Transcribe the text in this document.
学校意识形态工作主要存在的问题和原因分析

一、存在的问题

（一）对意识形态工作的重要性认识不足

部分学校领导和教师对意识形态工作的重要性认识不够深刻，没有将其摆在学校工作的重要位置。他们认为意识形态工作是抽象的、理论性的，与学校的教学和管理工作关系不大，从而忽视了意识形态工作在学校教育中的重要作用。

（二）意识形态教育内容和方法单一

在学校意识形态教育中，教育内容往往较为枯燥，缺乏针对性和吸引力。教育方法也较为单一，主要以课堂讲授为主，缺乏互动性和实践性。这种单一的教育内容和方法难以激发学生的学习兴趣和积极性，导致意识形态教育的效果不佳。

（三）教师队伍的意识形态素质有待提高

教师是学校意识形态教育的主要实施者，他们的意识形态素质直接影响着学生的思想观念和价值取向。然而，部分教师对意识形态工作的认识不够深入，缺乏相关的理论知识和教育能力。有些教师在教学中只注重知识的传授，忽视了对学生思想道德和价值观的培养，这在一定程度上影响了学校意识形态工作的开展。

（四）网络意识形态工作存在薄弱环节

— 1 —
++++++++++++++++++++
(What you need to do): Please set down the whole listing above without altering a single line.

(Solution to this problem):
Transcribe the text in this document.
学校意识形态工作主要存在的问题和原因分析

一、存在的问题

（一）对意识形态工作的重要性认识不足

部分学校领导和教师对意识形态工作的重要性认识不够深刻，没有将其摆在学校工作的重要位置。他们认为意识形态工作是抽象的、理论性的，与学校的教学和管理工作关系不大，从而忽视了意识形态工作在学校教育中的重要作用。

（二）意识形态教育内容和方法单一

在学校意识形态教育中，教育内容往往较为枯燥，缺乏针对性和吸引力。教育方法也较为单一，主要以课堂讲授为主，缺乏互动性和实践性。这种单一的教育内容和方法难以激发学生的学习兴趣和积极性，导致意识形态教育的效果不佳。

（三）教师队伍的意识形态素质有待提高

教师是学校意识形态教育的主要实施者，他们的意识形态素质直接影响着学生的思想观念和价值取向。然而，部分教师对意识形态工作的认识不够深入，缺乏相关的理论知识和教育能力。有些教师在教学中只注重知识的传授，忽视了对学生思想道德和价值观的培养，这在一定程度上影响了学校意识形态工作的开展。

（四）网络意识形态工作存在薄弱环节

— 1 —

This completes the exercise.